TASK DIRECTIONS: Tally the rows below that contain the string "axis". Reply with the number only.

Stored entries:
--------------------------------

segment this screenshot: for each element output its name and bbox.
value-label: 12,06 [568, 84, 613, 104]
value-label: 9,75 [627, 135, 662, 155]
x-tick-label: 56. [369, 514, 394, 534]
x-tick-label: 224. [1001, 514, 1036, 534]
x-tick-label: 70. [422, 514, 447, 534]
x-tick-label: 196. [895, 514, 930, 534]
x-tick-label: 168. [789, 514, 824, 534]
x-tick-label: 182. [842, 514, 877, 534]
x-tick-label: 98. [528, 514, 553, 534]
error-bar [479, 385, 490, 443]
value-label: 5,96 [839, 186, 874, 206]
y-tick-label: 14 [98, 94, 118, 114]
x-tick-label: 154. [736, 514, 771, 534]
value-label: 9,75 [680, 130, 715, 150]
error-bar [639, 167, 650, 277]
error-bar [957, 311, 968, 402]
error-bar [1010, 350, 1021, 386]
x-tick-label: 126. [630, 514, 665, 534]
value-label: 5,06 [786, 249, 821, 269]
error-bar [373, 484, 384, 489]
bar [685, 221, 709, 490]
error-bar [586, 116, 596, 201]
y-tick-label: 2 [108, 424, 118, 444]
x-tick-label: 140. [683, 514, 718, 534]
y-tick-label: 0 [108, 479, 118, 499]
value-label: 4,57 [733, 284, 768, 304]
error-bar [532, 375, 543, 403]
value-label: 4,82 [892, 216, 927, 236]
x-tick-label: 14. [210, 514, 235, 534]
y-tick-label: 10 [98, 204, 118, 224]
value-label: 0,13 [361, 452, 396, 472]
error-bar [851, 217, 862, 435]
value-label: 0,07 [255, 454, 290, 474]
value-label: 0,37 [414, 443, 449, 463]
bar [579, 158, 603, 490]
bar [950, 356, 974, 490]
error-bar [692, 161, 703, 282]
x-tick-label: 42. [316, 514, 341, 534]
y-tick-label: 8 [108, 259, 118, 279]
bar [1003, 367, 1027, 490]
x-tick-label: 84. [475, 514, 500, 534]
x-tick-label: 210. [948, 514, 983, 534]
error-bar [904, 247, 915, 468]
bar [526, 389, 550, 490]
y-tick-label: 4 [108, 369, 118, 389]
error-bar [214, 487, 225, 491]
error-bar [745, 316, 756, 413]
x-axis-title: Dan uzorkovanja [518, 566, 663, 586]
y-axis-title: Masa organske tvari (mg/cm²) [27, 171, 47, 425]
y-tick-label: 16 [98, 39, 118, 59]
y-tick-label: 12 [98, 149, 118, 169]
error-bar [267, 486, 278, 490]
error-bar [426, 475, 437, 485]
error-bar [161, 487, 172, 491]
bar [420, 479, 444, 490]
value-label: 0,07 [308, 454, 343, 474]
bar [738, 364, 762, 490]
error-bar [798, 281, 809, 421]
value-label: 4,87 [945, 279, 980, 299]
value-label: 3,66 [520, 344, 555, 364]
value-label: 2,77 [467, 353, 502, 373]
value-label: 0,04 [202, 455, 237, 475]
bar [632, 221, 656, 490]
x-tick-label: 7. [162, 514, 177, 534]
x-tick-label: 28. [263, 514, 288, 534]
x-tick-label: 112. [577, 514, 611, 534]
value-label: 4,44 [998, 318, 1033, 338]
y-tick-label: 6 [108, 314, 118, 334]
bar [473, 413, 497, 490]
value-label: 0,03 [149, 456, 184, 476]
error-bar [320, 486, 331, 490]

--------------------------------

EXERCISE OUTPUT: 2